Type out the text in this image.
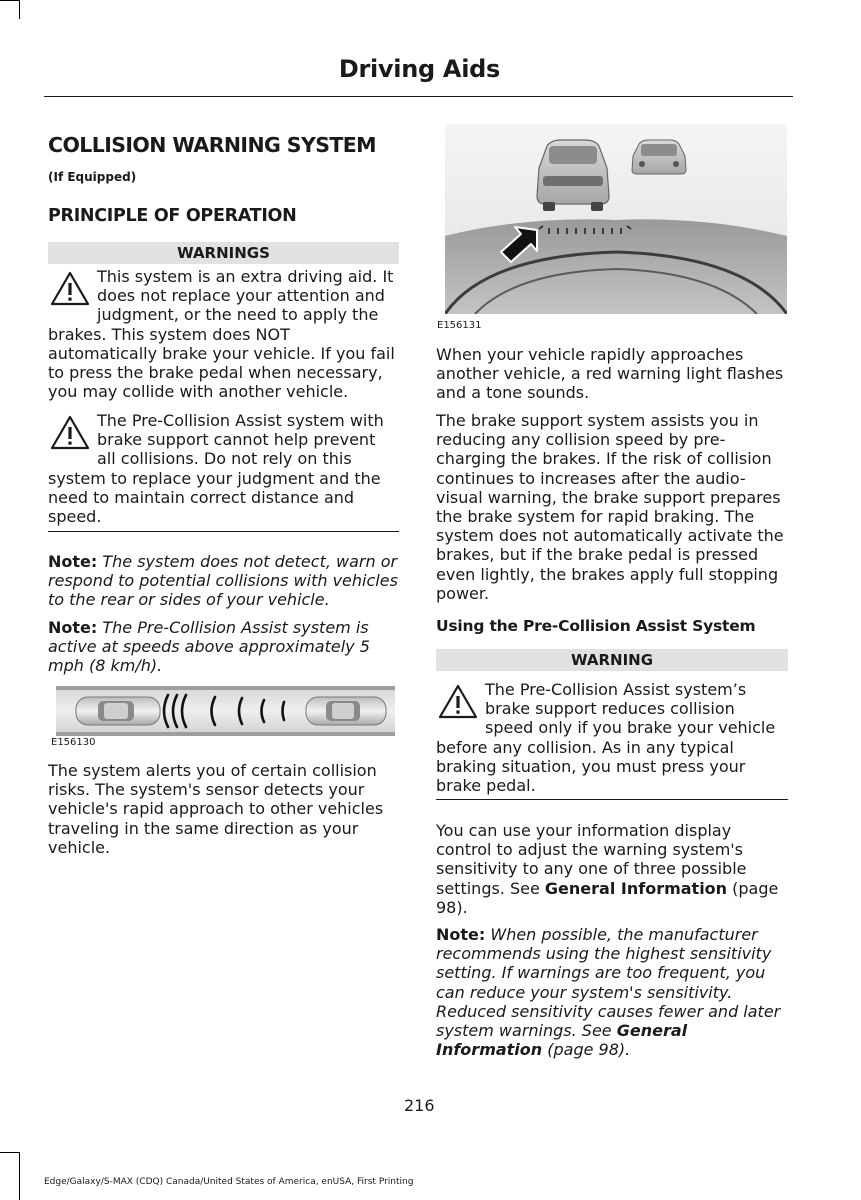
Driving Aids
COLLISION WARNING SYSTEM
(If Equipped)
PRINCIPLE OF OPERATION
WARNINGS
This system is an extra driving aid. It does not replace your attention and judgment, or the need to apply the brakes. This system does NOT automatically brake your vehicle. If you fail to press the brake pedal when necessary, you may collide with another vehicle.
The Pre-Collision Assist system with brake support cannot help prevent all collisions. Do not rely on this system to replace your judgment and the need to maintain correct distance and speed.

Note: The system does not detect, warn or respond to potential collisions with vehicles to the rear or sides of your vehicle.

Note: The Pre-Collision Assist system is active at speeds above approximately 5 mph (8 km/h).

E156130

The system alerts you of certain collision risks. The system's sensor detects your vehicle's rapid approach to other vehicles traveling in the same direction as your vehicle.

E156131

When your vehicle rapidly approaches another vehicle, a red warning light flashes and a tone sounds.

The brake support system assists you in reducing any collision speed by pre-charging the brakes. If the risk of collision continues to increases after the audio-visual warning, the brake support prepares the brake system for rapid braking. The system does not automatically activate the brakes, but if the brake pedal is pressed even lightly, the brakes apply full stopping power.

Using the Pre-Collision Assist System
WARNING
The Pre-Collision Assist system’s brake support reduces collision speed only if you brake your vehicle before any collision. As in any typical braking situation, you must press your brake pedal.

You can use your information display control to adjust the warning system's sensitivity to any one of three possible settings. See General Information (page 98).

Note: When possible, the manufacturer recommends using the highest sensitivity setting. If warnings are too frequent, you can reduce your system's sensitivity. Reduced sensitivity causes fewer and later system warnings. See General Information (page 98).

216
Edge/Galaxy/S-MAX (CDQ) Canada/United States of America, enUSA, First Printing
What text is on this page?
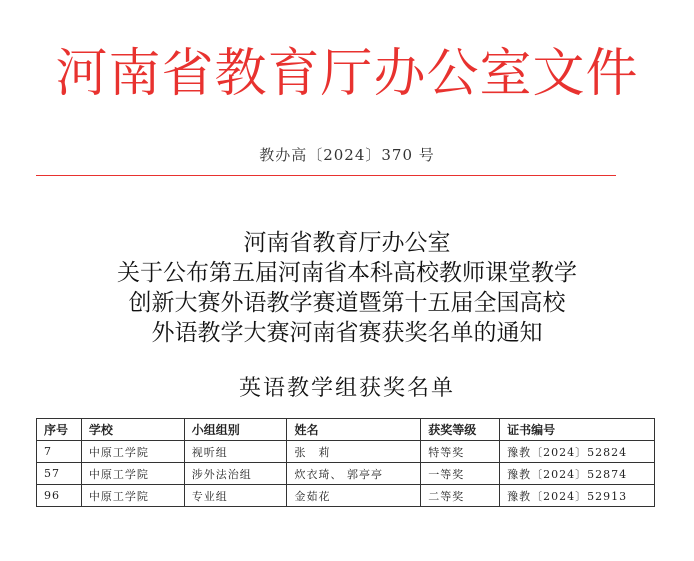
河南省教育厅办公室文件
教办高〔2024〕370 号
河南省教育厅办公室
关于公布第五届河南省本科高校教师课堂教学
创新大赛外语教学赛道暨第十五届全国高校
外语教学大赛河南省赛获奖名单的通知
英语教学组获奖名单
序号	学校	小组组别	姓名	获奖等级	证书编号
7	中原工学院	视听组	张　莉	特等奖	豫教〔2024〕52824
57	中原工学院	涉外法治组	炊衣琦、 郭亭亭	一等奖	豫教〔2024〕52874
96	中原工学院	专业组	金茹花	二等奖	豫教〔2024〕52913
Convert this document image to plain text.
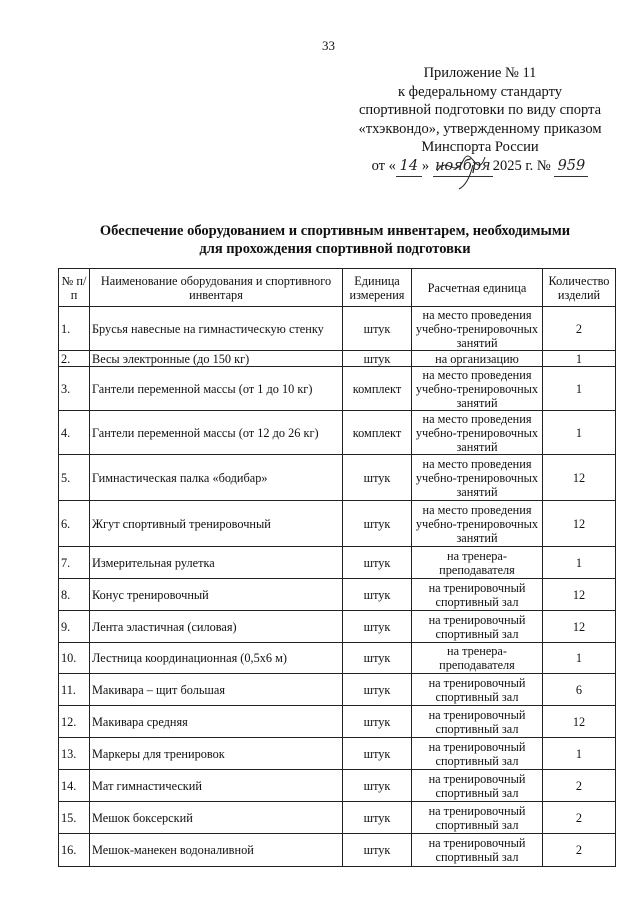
33
Приложение № 11
к федеральному стандарту
спортивной подготовки по виду спорта
«тхэквондо», утвержденному приказом
Минспорта России
от « 14 » ноября 2025 г. № 959
Обеспечение оборудованием и спортивным инвентарем, необходимыми
для прохождения спортивной подготовки
№ п/п	Наименование оборудования и спортивного инвентаря	Единица измерения	Расчетная единица	Количество изделий
1.	Брусья навесные на гимнастическую стенку	штук	на место проведения учебно-тренировочных занятий	2
2.	Весы электронные (до 150 кг)	штук	на организацию	1
3.	Гантели переменной массы (от 1 до 10 кг)	комплект	на место проведения учебно-тренировочных занятий	1
4.	Гантели переменной массы (от 12 до 26 кг)	комплект	на место проведения учебно-тренировочных занятий	1
5.	Гимнастическая палка «бодибар»	штук	на место проведения учебно-тренировочных занятий	12
6.	Жгут спортивный тренировочный	штук	на место проведения учебно-тренировочных занятий	12
7.	Измерительная рулетка	штук	на тренера-преподавателя	1
8.	Конус тренировочный	штук	на тренировочный спортивный зал	12
9.	Лента эластичная (силовая)	штук	на тренировочный спортивный зал	12
10.	Лестница координационная (0,5х6 м)	штук	на тренера-преподавателя	1
11.	Макивара – щит большая	штук	на тренировочный спортивный зал	6
12.	Макивара средняя	штук	на тренировочный спортивный зал	12
13.	Маркеры для тренировок	штук	на тренировочный спортивный зал	1
14.	Мат гимнастический	штук	на тренировочный спортивный зал	2
15.	Мешок боксерский	штук	на тренировочный спортивный зал	2
16.	Мешок-манекен водоналивной	штук	на тренировочный спортивный зал	2
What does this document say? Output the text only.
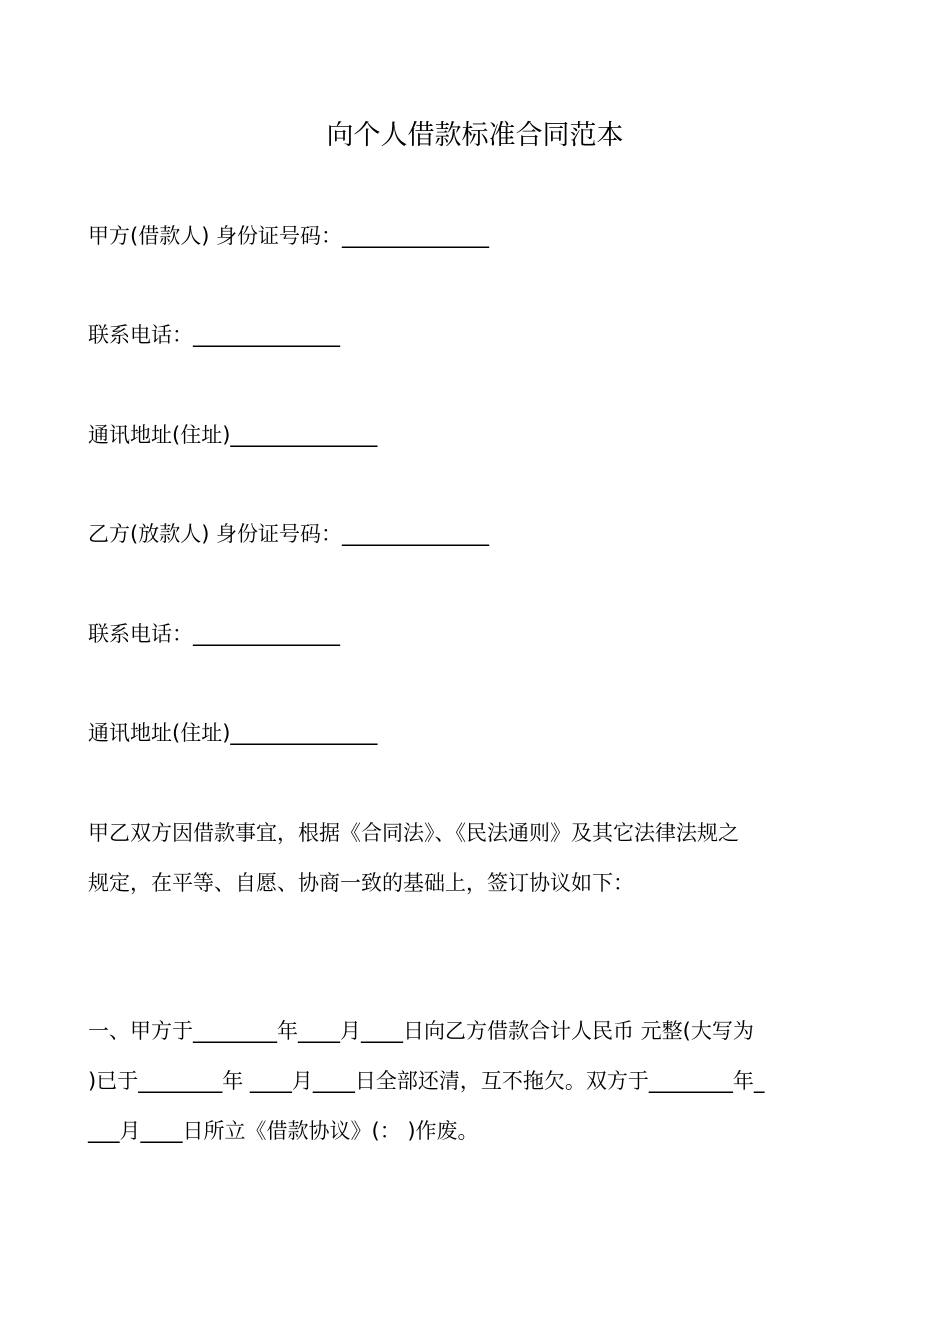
向个人借款标准合同范本
甲方(借款人) 身份证号码：______________
联系电话：______________
通讯地址(住址)______________
乙方(放款人) 身份证号码：______________
联系电话：______________
通讯地址(住址)______________
甲乙双方因借款事宜，根据《合同法》、《民法通则》及其它法律法规之
规定，在平等、自愿、协商一致的基础上，签订协议如下：
一、甲方于________年____月____日向乙方借款合计人民币 元整(大写为
)已于________年 ____月____日全部还清，互不拖欠。双方于________年_
___月____日所立《借款协议》(： )作废。
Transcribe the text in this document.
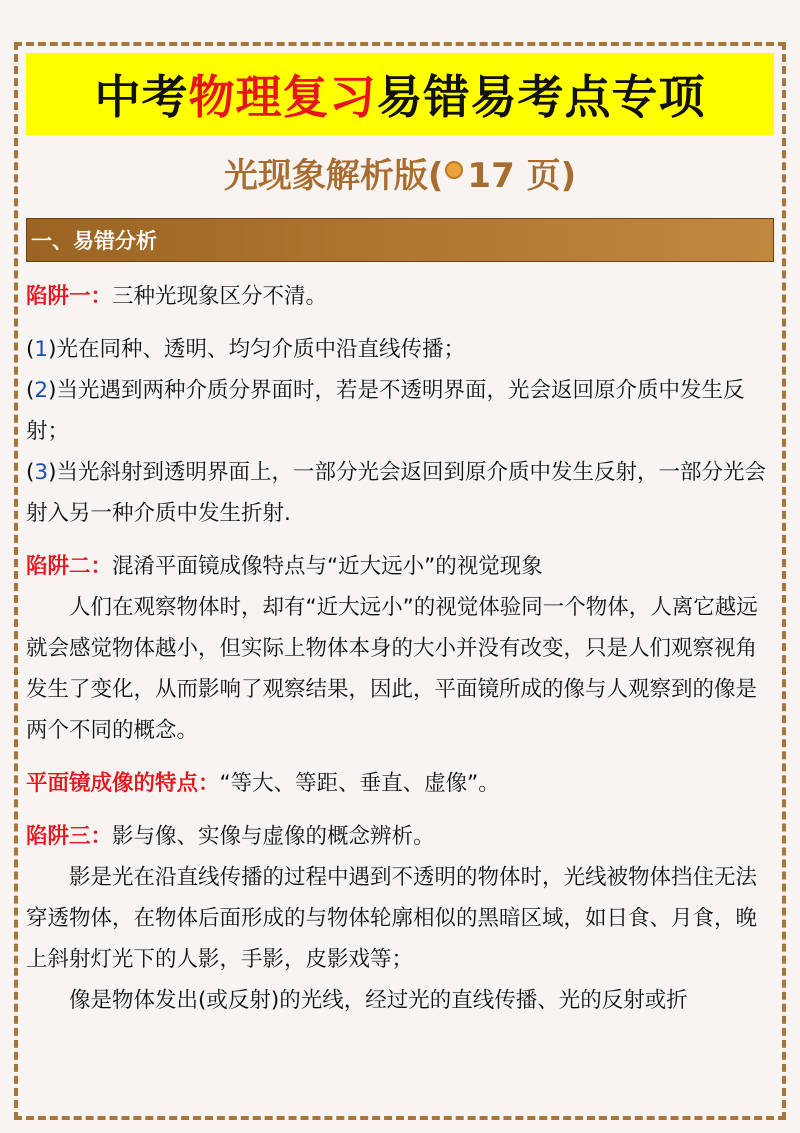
中考 物理复习 易错易考点专项
光现象解析版( 17 页)
一、易错分析
陷阱一：三种光现象区分不清。
(1)光在同种、透明、均匀介质中沿直线传播；
(2)当光遇到两种介质分界面时，若是不透明界面，光会返回原介质中发生反射；
(3)当光斜射到透明界面上，一部分光会返回到原介质中发生反射，一部分光会射入另一种介质中发生折射.
陷阱二：混淆平面镜成像特点与“近大远小”的视觉现象
人们在观察物体时，却有“近大远小”的视觉体验同一个物体，人离它越远就会感觉物体越小，但实际上物体本身的大小并没有改变，只是人们观察视角发生了变化，从而影响了观察结果，因此，平面镜所成的像与人观察到的像是两个不同的概念。
平面镜成像的特点：“等大、等距、垂直、虚像”。
陷阱三：影与像、实像与虚像的概念辨析。
影是光在沿直线传播的过程中遇到不透明的物体时，光线被物体挡住无法穿透物体，在物体后面形成的与物体轮廓相似的黑暗区域，如日食、月食，晚上斜射灯光下的人影，手影，皮影戏等；
像是物体发出(或反射)的光线，经过光的直线传播、光的反射或折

■ **Problem description**: Reproduce the entries above exactly. Do not include the images.

■ **Right answer**:
Type out the text in this image.
Driving Aids
COLLISION WARNING SYSTEM
(If Equipped)
PRINCIPLE OF OPERATION
WARNINGS
This system is an extra driving aid. It does not replace your attention and judgment, or the need to apply the brakes. This system does NOT automatically brake your vehicle. If you fail to press the brake pedal when necessary, you may collide with another vehicle.
The Pre-Collision Assist system with brake support cannot help prevent all collisions. Do not rely on this system to replace your judgment and the need to maintain correct distance and speed.

Note: The system does not detect, warn or respond to potential collisions with vehicles to the rear or sides of your vehicle.

Note: The Pre-Collision Assist system is active at speeds above approximately 5 mph (8 km/h).

E156130

The system alerts you of certain collision risks. The system's sensor detects your vehicle's rapid approach to other vehicles traveling in the same direction as your vehicle.

E156131

When your vehicle rapidly approaches another vehicle, a red warning light flashes and a tone sounds.

The brake support system assists you in reducing any collision speed by pre-charging the brakes. If the risk of collision continues to increases after the audio-visual warning, the brake support prepares the brake system for rapid braking. The system does not automatically activate the brakes, but if the brake pedal is pressed even lightly, the brakes apply full stopping power.

Using the Pre-Collision Assist System
WARNING
The Pre-Collision Assist system’s brake support reduces collision speed only if you brake your vehicle before any collision. As in any typical braking situation, you must press your brake pedal.

You can use your information display control to adjust the warning system's sensitivity to any one of three possible settings. See General Information (page 98).

Note: When possible, the manufacturer recommends using the highest sensitivity setting. If warnings are too frequent, you can reduce your system's sensitivity. Reduced sensitivity causes fewer and later system warnings. See General Information (page 98).

216
Edge/Galaxy/S-MAX (CDQ) Canada/United States of America, enUSA, First Printing
What text is on this page?
河南省教育厅办公室文件
教办高〔2024〕370 号
河南省教育厅办公室
关于公布第五届河南省本科高校教师课堂教学
创新大赛外语教学赛道暨第十五届全国高校
外语教学大赛河南省赛获奖名单的通知
英语教学组获奖名单
序号	学校	小组组别	姓名	获奖等级	证书编号
7	中原工学院	视听组	张　莉	特等奖	豫教〔2024〕52824
57	中原工学院	涉外法治组	炊衣琦、 郭亭亭	一等奖	豫教〔2024〕52874
96	中原工学院	专业组	金茹花	二等奖	豫教〔2024〕52913
Convert this document image to plain text.
33
Приложение № 11
к федеральному стандарту
спортивной подготовки по виду спорта
«тхэквондо», утвержденному приказом
Минспорта России
от « 14 » ноября 2025 г. № 959
Обеспечение оборудованием и спортивным инвентарем, необходимыми
для прохождения спортивной подготовки
№ п/п	Наименование оборудования и спортивного инвентаря	Единица измерения	Расчетная единица	Количество изделий
1.	Брусья навесные на гимнастическую стенку	штук	на место проведения учебно-тренировочных занятий	2
2.	Весы электронные (до 150 кг)	штук	на организацию	1
3.	Гантели переменной массы (от 1 до 10 кг)	комплект	на место проведения учебно-тренировочных занятий	1
4.	Гантели переменной массы (от 12 до 26 кг)	комплект	на место проведения учебно-тренировочных занятий	1
5.	Гимнастическая палка «бодибар»	штук	на место проведения учебно-тренировочных занятий	12
6.	Жгут спортивный тренировочный	штук	на место проведения учебно-тренировочных занятий	12
7.	Измерительная рулетка	штук	на тренера-преподавателя	1
8.	Конус тренировочный	штук	на тренировочный спортивный зал	12
9.	Лента эластичная (силовая)	штук	на тренировочный спортивный зал	12
10.	Лестница координационная (0,5х6 м)	штук	на тренера-преподавателя	1
11.	Макивара – щит большая	штук	на тренировочный спортивный зал	6
12.	Макивара средняя	штук	на тренировочный спортивный зал	12
13.	Маркеры для тренировок	штук	на тренировочный спортивный зал	1
14.	Мат гимнастический	штук	на тренировочный спортивный зал	2
15.	Мешок боксерский	штук	на тренировочный спортивный зал	2
16.	Мешок-манекен водоналивной	штук	на тренировочный спортивный зал	2
What does this document say? Output the text only.
向个人借款标准合同范本
甲方(借款人) 身份证号码：______________
联系电话：______________
通讯地址(住址)______________
乙方(放款人) 身份证号码：______________
联系电话：______________
通讯地址(住址)______________
甲乙双方因借款事宜，根据《合同法》、《民法通则》及其它法律法规之
规定，在平等、自愿、协商一致的基础上，签订协议如下：
一、甲方于________年____月____日向乙方借款合计人民币 元整(大写为
)已于________年 ____月____日全部还清，互不拖欠。双方于________年_
___月____日所立《借款协议》(： )作废。
Transcribe the text in this document.
中考 物理复习 易错易考点专项
光现象解析版( 17 页)
一、易错分析
陷阱一：三种光现象区分不清。
(1)光在同种、透明、均匀介质中沿直线传播；
(2)当光遇到两种介质分界面时，若是不透明界面，光会返回原介质中发生反射；
(3)当光斜射到透明界面上，一部分光会返回到原介质中发生反射，一部分光会射入另一种介质中发生折射.
陷阱二：混淆平面镜成像特点与“近大远小”的视觉现象
人们在观察物体时，却有“近大远小”的视觉体验同一个物体，人离它越远就会感觉物体越小，但实际上物体本身的大小并没有改变，只是人们观察视角发生了变化，从而影响了观察结果，因此，平面镜所成的像与人观察到的像是两个不同的概念。
平面镜成像的特点：“等大、等距、垂直、虚像”。
陷阱三：影与像、实像与虚像的概念辨析。
影是光在沿直线传播的过程中遇到不透明的物体时，光线被物体挡住无法穿透物体，在物体后面形成的与物体轮廓相似的黑暗区域，如日食、月食，晚上斜射灯光下的人影，手影，皮影戏等；
像是物体发出(或反射)的光线，经过光的直线传播、光的反射或折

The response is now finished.